#### Directions:
Pull every line containing the word "demand" from the records.

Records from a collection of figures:
::::::::::

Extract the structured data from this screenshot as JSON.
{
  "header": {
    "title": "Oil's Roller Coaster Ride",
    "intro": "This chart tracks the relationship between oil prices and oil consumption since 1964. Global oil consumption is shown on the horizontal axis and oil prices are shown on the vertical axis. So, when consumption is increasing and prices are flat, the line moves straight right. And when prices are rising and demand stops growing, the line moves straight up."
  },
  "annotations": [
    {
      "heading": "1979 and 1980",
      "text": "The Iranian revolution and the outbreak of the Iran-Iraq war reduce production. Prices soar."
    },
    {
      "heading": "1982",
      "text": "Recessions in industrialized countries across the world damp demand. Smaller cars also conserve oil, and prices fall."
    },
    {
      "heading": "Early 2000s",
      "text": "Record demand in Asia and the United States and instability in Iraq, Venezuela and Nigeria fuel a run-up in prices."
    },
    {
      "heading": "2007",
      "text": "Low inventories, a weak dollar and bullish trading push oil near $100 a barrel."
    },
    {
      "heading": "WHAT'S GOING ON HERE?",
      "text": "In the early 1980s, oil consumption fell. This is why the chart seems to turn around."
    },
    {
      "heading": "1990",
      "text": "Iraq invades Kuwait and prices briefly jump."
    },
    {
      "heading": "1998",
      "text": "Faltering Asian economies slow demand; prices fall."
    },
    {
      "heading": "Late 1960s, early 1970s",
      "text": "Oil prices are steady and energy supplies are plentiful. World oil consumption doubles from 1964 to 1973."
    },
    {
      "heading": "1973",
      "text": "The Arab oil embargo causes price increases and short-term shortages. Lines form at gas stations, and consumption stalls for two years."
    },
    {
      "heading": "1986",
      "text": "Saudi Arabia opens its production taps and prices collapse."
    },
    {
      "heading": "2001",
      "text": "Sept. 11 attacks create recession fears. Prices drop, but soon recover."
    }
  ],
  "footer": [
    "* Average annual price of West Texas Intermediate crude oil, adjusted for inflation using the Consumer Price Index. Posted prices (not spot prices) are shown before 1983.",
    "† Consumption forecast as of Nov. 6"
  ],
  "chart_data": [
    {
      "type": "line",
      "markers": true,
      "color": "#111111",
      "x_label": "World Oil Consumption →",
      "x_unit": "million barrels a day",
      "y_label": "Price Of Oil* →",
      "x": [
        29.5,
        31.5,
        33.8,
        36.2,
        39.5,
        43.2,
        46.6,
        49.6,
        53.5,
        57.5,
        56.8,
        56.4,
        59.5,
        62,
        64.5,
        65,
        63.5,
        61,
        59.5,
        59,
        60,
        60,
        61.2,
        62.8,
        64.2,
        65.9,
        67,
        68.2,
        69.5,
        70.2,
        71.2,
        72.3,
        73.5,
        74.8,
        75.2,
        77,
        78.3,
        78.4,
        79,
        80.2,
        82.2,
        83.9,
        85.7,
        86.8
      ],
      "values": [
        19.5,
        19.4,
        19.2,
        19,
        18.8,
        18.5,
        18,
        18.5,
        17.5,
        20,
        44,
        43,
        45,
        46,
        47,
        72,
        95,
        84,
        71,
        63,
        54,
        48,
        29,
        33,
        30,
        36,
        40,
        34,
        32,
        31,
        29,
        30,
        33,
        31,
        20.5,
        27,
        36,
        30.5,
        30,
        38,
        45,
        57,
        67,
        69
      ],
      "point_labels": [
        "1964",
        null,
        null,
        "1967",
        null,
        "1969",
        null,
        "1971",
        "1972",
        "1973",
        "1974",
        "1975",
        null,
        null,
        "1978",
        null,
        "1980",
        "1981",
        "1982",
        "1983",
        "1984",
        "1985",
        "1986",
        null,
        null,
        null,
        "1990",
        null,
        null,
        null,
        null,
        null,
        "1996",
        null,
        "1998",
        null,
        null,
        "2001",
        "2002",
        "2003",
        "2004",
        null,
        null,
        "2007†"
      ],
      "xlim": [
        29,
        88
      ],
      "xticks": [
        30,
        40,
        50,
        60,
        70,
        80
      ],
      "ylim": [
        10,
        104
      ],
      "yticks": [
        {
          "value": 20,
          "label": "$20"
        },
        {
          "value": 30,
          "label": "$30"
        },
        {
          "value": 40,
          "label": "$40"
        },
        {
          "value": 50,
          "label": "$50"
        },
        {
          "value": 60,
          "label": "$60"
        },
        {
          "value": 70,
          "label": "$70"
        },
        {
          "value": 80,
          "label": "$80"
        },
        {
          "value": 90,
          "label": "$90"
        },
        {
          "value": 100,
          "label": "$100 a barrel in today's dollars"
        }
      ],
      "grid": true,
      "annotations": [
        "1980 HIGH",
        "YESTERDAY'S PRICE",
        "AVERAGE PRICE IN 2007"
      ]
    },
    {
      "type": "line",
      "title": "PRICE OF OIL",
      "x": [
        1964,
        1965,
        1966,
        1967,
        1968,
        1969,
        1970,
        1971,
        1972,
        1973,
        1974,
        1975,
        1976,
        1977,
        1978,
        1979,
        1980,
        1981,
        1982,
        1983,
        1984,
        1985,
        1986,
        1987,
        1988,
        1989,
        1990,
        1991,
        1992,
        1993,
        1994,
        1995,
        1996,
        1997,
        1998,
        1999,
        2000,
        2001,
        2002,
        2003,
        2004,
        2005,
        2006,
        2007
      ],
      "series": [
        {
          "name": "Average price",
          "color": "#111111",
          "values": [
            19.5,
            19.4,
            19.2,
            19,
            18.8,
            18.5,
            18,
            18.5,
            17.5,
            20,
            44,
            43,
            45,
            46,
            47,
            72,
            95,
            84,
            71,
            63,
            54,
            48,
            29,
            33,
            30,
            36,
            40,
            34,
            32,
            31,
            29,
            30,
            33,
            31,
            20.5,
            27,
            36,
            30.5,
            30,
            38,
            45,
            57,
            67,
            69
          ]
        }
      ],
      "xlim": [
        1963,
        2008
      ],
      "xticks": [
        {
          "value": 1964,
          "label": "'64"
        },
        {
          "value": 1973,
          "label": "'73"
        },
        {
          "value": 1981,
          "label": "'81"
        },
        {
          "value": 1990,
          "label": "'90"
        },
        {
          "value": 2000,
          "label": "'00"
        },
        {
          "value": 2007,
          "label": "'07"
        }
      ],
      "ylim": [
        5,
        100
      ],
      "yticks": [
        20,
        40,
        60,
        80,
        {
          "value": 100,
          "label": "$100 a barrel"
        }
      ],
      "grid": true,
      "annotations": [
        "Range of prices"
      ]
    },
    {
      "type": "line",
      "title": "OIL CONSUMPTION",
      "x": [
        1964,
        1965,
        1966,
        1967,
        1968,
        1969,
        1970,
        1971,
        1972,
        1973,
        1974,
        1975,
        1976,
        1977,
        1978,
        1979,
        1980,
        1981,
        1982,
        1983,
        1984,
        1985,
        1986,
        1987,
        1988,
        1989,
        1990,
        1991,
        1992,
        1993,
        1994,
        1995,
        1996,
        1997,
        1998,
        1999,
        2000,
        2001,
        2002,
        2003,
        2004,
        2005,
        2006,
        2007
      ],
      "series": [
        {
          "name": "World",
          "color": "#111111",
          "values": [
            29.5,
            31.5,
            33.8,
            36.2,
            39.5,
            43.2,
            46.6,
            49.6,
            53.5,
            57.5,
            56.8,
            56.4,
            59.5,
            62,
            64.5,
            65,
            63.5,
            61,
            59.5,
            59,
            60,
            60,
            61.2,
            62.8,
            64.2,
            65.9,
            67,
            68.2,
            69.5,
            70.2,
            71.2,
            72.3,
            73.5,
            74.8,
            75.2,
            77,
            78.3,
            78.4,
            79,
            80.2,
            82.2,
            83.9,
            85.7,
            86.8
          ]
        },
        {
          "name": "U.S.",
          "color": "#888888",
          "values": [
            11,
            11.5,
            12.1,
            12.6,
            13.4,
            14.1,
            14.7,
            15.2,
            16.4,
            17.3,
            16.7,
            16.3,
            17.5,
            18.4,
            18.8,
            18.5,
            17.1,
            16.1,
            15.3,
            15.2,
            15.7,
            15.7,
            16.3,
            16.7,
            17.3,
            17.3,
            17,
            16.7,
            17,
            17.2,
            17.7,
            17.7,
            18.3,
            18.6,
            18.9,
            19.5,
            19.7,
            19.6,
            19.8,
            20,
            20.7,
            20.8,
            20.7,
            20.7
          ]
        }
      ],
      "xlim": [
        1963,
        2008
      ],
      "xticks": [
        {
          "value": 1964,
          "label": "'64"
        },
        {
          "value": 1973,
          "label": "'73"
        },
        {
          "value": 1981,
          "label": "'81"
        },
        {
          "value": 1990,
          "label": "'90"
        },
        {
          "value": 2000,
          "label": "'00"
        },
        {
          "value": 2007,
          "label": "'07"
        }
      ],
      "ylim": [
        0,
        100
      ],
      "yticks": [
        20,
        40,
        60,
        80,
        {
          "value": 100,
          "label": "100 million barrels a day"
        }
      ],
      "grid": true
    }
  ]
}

::::::::::

#### Answer for this exercise:
    "intro": "This chart tracks the relationship between oil prices and oil consumption since 1964. Global oil consumption is shown on the horizontal axis and oil prices are shown on the vertical axis. So, when consumption is increasing and prices are flat, the line moves straight right. And when prices are rising and demand stops growing, the line moves straight up."
      "text": "Recessions in industrialized countries across the world damp demand. Smaller cars also conserve oil, and prices fall."
      "text": "Record demand in Asia and the United States and instability in Iraq, Venezuela and Nigeria fuel a run-up in prices."
      "text": "Faltering Asian economies slow demand; prices fall."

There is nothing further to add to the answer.